■ **Objective**
Images appear in the records below; leave them out and repeat everything else exactly.

■ **Data provided**
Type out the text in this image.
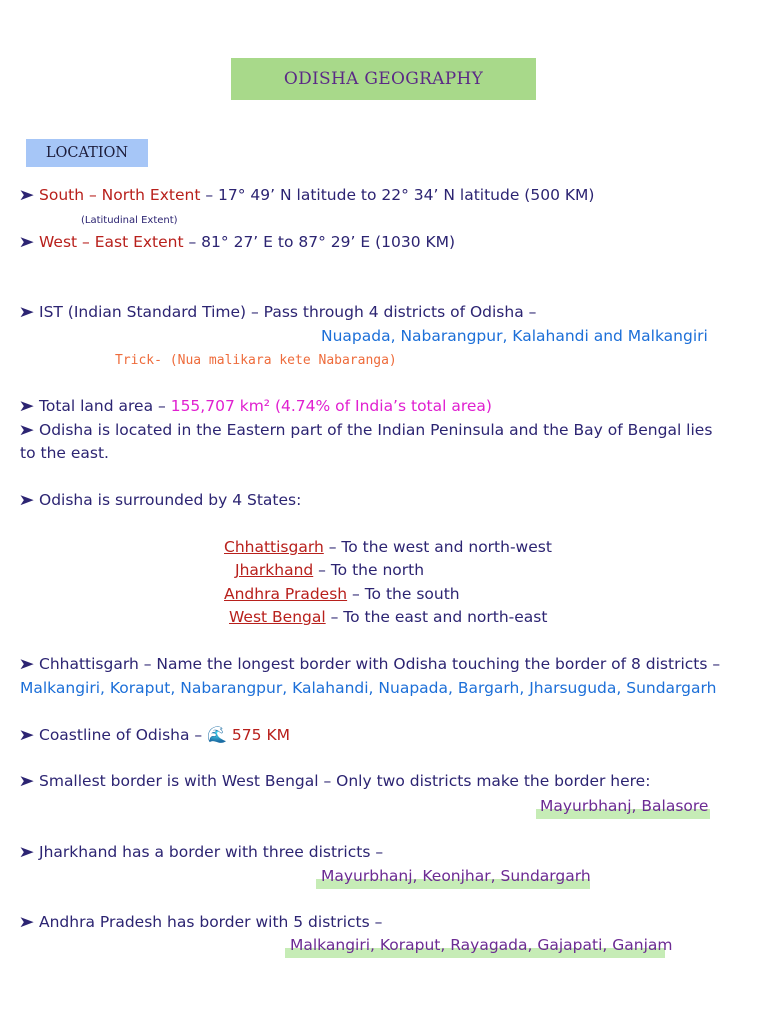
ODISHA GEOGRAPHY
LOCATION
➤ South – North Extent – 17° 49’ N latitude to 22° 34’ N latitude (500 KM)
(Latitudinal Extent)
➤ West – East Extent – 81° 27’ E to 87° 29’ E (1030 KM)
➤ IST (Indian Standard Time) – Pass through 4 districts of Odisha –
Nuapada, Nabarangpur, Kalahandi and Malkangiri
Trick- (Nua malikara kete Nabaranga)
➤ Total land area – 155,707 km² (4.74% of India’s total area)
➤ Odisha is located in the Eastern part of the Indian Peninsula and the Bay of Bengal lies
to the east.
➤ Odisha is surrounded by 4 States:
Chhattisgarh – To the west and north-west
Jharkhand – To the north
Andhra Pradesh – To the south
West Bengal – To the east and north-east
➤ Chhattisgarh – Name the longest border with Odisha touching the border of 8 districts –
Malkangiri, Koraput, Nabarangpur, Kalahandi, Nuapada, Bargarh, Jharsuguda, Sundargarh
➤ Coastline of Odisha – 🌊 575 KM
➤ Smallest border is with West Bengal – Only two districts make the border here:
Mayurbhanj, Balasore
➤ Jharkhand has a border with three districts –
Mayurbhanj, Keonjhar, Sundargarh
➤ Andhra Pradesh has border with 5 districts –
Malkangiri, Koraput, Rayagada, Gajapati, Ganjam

■ **The output**
Type out the text in this image.
ODISHA GEOGRAPHY
LOCATION
➤ South – North Extent – 17° 49’ N latitude to 22° 34’ N latitude (500 KM)
(Latitudinal Extent)
➤ West – East Extent – 81° 27’ E to 87° 29’ E (1030 KM)
➤ IST (Indian Standard Time) – Pass through 4 districts of Odisha –
Nuapada, Nabarangpur, Kalahandi and Malkangiri
Trick- (Nua malikara kete Nabaranga)
➤ Total land area – 155,707 km² (4.74% of India’s total area)
➤ Odisha is located in the Eastern part of the Indian Peninsula and the Bay of Bengal lies
to the east.
➤ Odisha is surrounded by 4 States:
Chhattisgarh – To the west and north-west
Jharkhand – To the north
Andhra Pradesh – To the south
West Bengal – To the east and north-east
➤ Chhattisgarh – Name the longest border with Odisha touching the border of 8 districts –
Malkangiri, Koraput, Nabarangpur, Kalahandi, Nuapada, Bargarh, Jharsuguda, Sundargarh
➤ Coastline of Odisha – 🌊 575 KM
➤ Smallest border is with West Bengal – Only two districts make the border here:
Mayurbhanj, Balasore
➤ Jharkhand has a border with three districts –
Mayurbhanj, Keonjhar, Sundargarh
➤ Andhra Pradesh has border with 5 districts –
Malkangiri, Koraput, Rayagada, Gajapati, Ganjam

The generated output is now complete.